**** DATASET

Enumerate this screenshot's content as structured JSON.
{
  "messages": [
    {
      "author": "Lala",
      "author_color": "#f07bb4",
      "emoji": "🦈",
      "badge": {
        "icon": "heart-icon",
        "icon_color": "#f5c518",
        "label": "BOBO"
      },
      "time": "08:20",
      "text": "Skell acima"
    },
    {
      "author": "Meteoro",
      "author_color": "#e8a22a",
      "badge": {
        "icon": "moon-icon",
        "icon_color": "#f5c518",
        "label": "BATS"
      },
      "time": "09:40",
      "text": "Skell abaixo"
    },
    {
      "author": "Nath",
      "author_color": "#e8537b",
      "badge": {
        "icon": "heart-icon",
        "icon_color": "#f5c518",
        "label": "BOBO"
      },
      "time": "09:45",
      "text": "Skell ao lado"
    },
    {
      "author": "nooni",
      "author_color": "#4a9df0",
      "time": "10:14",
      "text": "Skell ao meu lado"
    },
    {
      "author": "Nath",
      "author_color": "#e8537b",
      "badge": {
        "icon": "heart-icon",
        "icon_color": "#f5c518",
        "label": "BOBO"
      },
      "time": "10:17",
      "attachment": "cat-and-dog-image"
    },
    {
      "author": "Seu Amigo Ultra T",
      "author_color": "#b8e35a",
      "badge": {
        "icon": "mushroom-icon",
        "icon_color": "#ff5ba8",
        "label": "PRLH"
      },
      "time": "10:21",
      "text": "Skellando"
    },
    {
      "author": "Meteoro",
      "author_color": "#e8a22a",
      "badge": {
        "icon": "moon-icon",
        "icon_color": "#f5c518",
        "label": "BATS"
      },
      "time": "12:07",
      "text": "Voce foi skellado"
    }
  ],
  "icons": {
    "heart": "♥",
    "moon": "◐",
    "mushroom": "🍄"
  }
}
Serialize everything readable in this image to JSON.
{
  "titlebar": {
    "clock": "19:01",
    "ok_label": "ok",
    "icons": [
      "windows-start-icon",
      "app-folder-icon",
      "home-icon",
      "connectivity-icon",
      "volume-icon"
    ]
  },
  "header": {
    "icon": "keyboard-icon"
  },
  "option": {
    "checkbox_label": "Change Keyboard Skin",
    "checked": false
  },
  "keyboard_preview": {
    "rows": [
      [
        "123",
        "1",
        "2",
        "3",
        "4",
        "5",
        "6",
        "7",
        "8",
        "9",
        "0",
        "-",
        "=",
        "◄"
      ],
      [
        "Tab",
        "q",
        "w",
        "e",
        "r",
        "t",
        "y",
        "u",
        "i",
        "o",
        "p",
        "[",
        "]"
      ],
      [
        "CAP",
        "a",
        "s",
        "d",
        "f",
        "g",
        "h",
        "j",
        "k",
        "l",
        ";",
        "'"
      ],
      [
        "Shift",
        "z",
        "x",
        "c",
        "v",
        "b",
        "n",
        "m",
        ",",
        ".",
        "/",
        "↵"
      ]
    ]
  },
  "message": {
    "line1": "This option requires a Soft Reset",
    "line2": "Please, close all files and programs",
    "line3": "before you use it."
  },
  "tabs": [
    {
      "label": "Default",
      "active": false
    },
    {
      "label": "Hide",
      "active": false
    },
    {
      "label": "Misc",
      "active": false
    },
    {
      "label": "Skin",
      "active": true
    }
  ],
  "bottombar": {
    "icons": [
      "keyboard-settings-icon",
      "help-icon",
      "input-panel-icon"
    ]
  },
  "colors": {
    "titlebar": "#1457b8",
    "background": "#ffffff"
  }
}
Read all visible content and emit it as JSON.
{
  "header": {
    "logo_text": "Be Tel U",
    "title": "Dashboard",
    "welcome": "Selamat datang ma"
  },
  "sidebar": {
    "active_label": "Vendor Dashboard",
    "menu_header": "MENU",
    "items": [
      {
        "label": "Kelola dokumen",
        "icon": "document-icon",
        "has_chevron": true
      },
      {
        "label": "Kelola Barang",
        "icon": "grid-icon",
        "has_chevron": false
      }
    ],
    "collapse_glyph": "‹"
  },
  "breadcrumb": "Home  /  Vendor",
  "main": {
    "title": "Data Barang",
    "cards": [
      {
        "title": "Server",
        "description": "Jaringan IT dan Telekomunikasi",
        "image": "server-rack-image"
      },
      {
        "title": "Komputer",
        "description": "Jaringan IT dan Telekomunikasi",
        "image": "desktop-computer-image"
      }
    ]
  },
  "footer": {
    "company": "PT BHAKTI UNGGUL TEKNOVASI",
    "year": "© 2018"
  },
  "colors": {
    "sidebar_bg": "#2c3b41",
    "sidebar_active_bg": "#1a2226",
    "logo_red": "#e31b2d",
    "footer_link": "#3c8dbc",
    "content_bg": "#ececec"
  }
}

********

- _WHAT YOU HAVE TO DO_
Find the lines with the string "Kelola" and reproduce them.

- _OUTPUT OF THE EXERCISE_
        "label": "Kelola dokumen",
        "label": "Kelola Barang",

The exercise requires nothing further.